Source data:
________
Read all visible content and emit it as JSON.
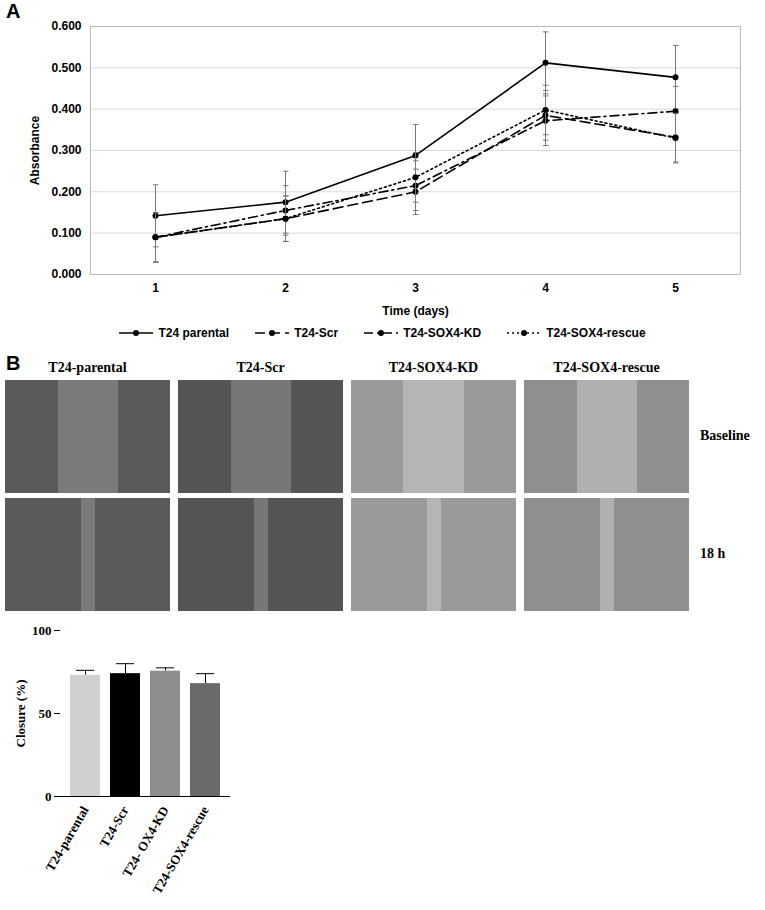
{
  "panels": [
    "A",
    "B"
  ],
  "micrographs": {
    "columns": [
      "T24-parental",
      "T24-Scr",
      "T24-SOX4-KD",
      "T24-SOX4-rescue"
    ],
    "rows": [
      "Baseline",
      "18 h"
    ]
  },
  "chart_data": [
    {
      "type": "line",
      "x_label": "Time (days)",
      "y_label": "Absorbance",
      "x": [
        1,
        2,
        3,
        4,
        5
      ],
      "xlim": [
        0.5,
        5.5
      ],
      "xticks": [
        1,
        2,
        3,
        4,
        5
      ],
      "ylim": [
        0,
        0.6
      ],
      "yticks": [
        {
          "value": 0,
          "label": "0.000"
        },
        {
          "value": 0.1,
          "label": "0.100"
        },
        {
          "value": 0.2,
          "label": "0.200"
        },
        {
          "value": 0.3,
          "label": "0.300"
        },
        {
          "value": 0.4,
          "label": "0.400"
        },
        {
          "value": 0.5,
          "label": "0.500"
        },
        {
          "value": 0.6,
          "label": "0.600"
        }
      ],
      "grid": true,
      "legend": "bottom",
      "series": [
        {
          "name": "T24 parental",
          "color": "#000000",
          "line_style": "solid",
          "marker": "circle",
          "values": [
            0.142,
            0.175,
            0.288,
            0.512,
            0.477
          ],
          "errors": [
            0.075,
            0.075,
            0.075,
            0.075,
            0.077
          ]
        },
        {
          "name": "T24-Scr",
          "color": "#000000",
          "line_style": "dashed",
          "marker": "circle",
          "values": [
            0.09,
            0.135,
            0.2,
            0.385,
            0.332
          ],
          "errors": [
            0.06,
            0.055,
            0.055,
            0.06,
            0.06
          ]
        },
        {
          "name": "T24-SOX4-KD",
          "color": "#000000",
          "line_style": "dashdot",
          "marker": "circle",
          "values": [
            0.09,
            0.155,
            0.215,
            0.372,
            0.395
          ],
          "errors": [
            0.06,
            0.06,
            0.06,
            0.06,
            0.06
          ]
        },
        {
          "name": "T24-SOX4-rescue",
          "color": "#000000",
          "line_style": "dotted",
          "marker": "circle",
          "values": [
            0.09,
            0.135,
            0.235,
            0.398,
            0.33
          ],
          "errors": [
            0.06,
            0.055,
            0.06,
            0.06,
            0.06
          ]
        }
      ]
    },
    {
      "type": "bar",
      "y_label": "Closure (%)",
      "categories": [
        "T24-parental",
        "T24-Scr",
        "T24- OX4-KD",
        "T24-SOX4-rescue"
      ],
      "values": [
        73,
        74,
        75.5,
        68
      ],
      "errors": [
        3,
        6,
        2,
        6
      ],
      "colors": [
        "#d0d0d0",
        "#000000",
        "#8e8e8e",
        "#6a6a6a"
      ],
      "ylim": [
        0,
        100
      ],
      "yticks": [
        0,
        50,
        100
      ]
    }
  ]
}
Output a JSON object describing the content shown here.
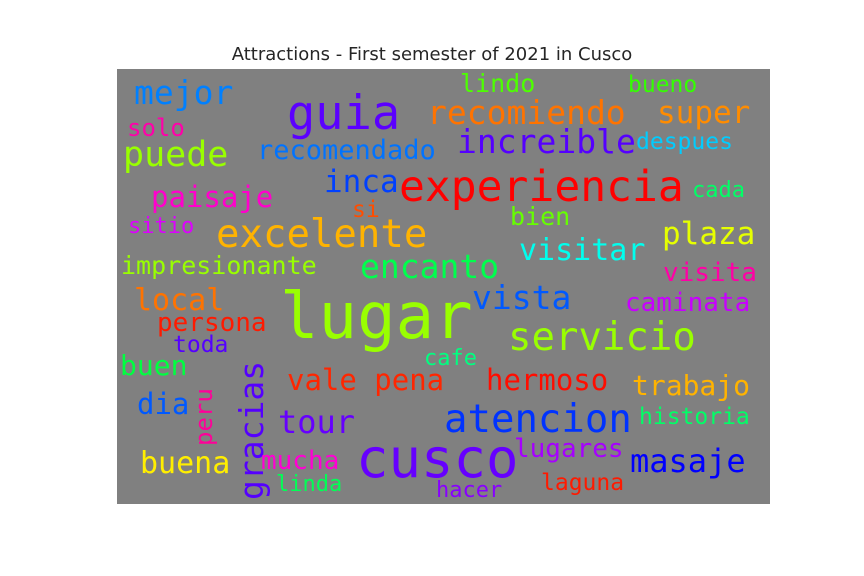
________
Problem details: Repeat the entries exactly. Pictures are excluded from the copy.

Answer:
Read all visible content and emit it as JSON.
{
  "panels": [
    "A",
    "B"
  ],
  "micrographs": {
    "columns": [
      "T24-parental",
      "T24-Scr",
      "T24-SOX4-KD",
      "T24-SOX4-rescue"
    ],
    "rows": [
      "Baseline",
      "18 h"
    ]
  },
  "chart_data": [
    {
      "type": "line",
      "x_label": "Time (days)",
      "y_label": "Absorbance",
      "x": [
        1,
        2,
        3,
        4,
        5
      ],
      "xlim": [
        0.5,
        5.5
      ],
      "xticks": [
        1,
        2,
        3,
        4,
        5
      ],
      "ylim": [
        0,
        0.6
      ],
      "yticks": [
        {
          "value": 0,
          "label": "0.000"
        },
        {
          "value": 0.1,
          "label": "0.100"
        },
        {
          "value": 0.2,
          "label": "0.200"
        },
        {
          "value": 0.3,
          "label": "0.300"
        },
        {
          "value": 0.4,
          "label": "0.400"
        },
        {
          "value": 0.5,
          "label": "0.500"
        },
        {
          "value": 0.6,
          "label": "0.600"
        }
      ],
      "grid": true,
      "legend": "bottom",
      "series": [
        {
          "name": "T24 parental",
          "color": "#000000",
          "line_style": "solid",
          "marker": "circle",
          "values": [
            0.142,
            0.175,
            0.288,
            0.512,
            0.477
          ],
          "errors": [
            0.075,
            0.075,
            0.075,
            0.075,
            0.077
          ]
        },
        {
          "name": "T24-Scr",
          "color": "#000000",
          "line_style": "dashed",
          "marker": "circle",
          "values": [
            0.09,
            0.135,
            0.2,
            0.385,
            0.332
          ],
          "errors": [
            0.06,
            0.055,
            0.055,
            0.06,
            0.06
          ]
        },
        {
          "name": "T24-SOX4-KD",
          "color": "#000000",
          "line_style": "dashdot",
          "marker": "circle",
          "values": [
            0.09,
            0.155,
            0.215,
            0.372,
            0.395
          ],
          "errors": [
            0.06,
            0.06,
            0.06,
            0.06,
            0.06
          ]
        },
        {
          "name": "T24-SOX4-rescue",
          "color": "#000000",
          "line_style": "dotted",
          "marker": "circle",
          "values": [
            0.09,
            0.135,
            0.235,
            0.398,
            0.33
          ],
          "errors": [
            0.06,
            0.055,
            0.06,
            0.06,
            0.06
          ]
        }
      ]
    },
    {
      "type": "bar",
      "y_label": "Closure (%)",
      "categories": [
        "T24-parental",
        "T24-Scr",
        "T24- OX4-KD",
        "T24-SOX4-rescue"
      ],
      "values": [
        73,
        74,
        75.5,
        68
      ],
      "errors": [
        3,
        6,
        2,
        6
      ],
      "colors": [
        "#d0d0d0",
        "#000000",
        "#8e8e8e",
        "#6a6a6a"
      ],
      "ylim": [
        0,
        100
      ],
      "yticks": [
        0,
        50,
        100
      ]
    }
  ]
}
Output a JSON object describing the content shown here.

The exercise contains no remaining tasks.